Figure data in JSON:
=======
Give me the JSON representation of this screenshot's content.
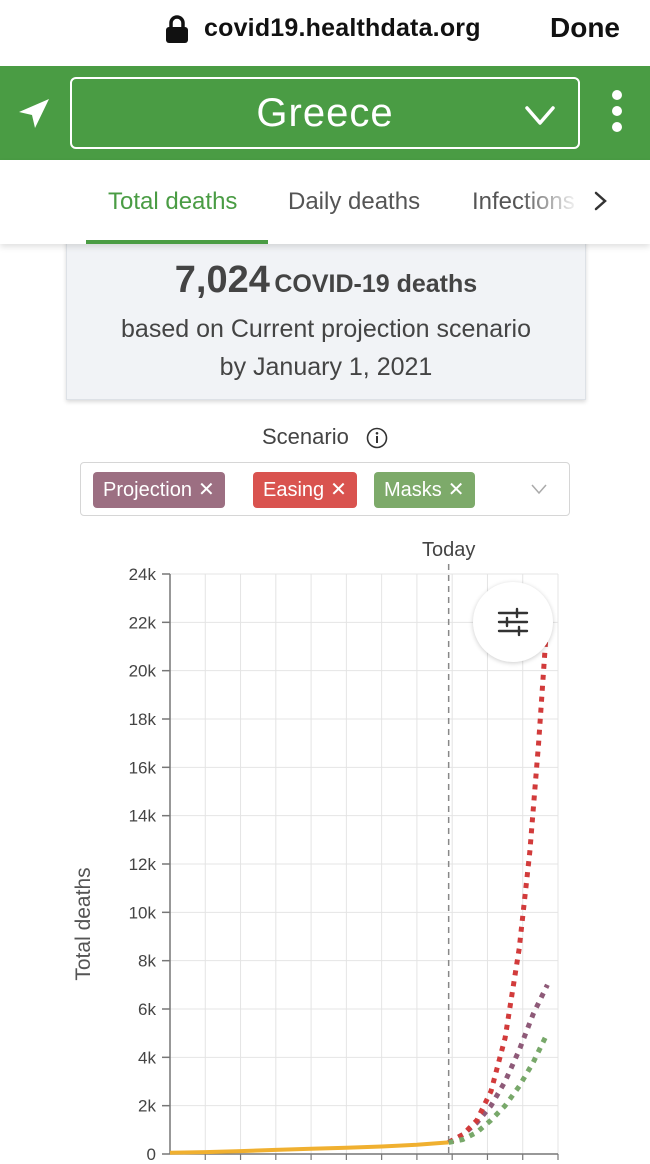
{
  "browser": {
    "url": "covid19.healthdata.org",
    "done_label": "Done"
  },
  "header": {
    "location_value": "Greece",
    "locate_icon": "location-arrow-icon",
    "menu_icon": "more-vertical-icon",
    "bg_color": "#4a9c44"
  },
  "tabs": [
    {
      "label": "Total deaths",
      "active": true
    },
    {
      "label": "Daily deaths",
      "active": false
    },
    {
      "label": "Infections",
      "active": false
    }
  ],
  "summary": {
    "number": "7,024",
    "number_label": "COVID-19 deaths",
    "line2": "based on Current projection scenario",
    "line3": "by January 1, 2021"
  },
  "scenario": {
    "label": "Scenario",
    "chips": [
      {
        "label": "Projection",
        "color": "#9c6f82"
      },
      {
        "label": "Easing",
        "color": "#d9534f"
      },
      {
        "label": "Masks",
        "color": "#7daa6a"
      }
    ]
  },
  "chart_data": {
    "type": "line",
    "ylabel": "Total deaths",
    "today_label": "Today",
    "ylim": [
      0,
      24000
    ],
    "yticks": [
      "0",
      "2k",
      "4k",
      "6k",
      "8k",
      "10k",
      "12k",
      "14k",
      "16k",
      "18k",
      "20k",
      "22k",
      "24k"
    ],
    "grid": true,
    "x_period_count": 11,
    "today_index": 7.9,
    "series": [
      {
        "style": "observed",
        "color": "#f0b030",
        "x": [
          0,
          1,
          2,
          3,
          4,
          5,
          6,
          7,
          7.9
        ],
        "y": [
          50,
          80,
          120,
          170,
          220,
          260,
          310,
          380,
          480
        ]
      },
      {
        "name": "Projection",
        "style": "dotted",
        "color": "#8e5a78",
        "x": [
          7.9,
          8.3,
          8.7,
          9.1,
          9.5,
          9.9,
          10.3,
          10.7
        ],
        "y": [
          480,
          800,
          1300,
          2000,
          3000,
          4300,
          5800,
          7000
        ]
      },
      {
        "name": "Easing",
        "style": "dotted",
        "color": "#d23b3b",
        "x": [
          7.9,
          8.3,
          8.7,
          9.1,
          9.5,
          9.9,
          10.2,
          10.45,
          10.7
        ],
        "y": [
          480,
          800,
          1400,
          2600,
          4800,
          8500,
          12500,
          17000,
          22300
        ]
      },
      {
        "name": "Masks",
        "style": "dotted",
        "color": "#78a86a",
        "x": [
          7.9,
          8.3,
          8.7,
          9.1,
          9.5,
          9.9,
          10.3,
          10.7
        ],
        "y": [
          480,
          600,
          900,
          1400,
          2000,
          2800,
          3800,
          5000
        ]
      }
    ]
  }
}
=======
## [Work to do]
State how many lines of the records hold the string "deaths", and nothing else.

## [Answer to this exercise]
4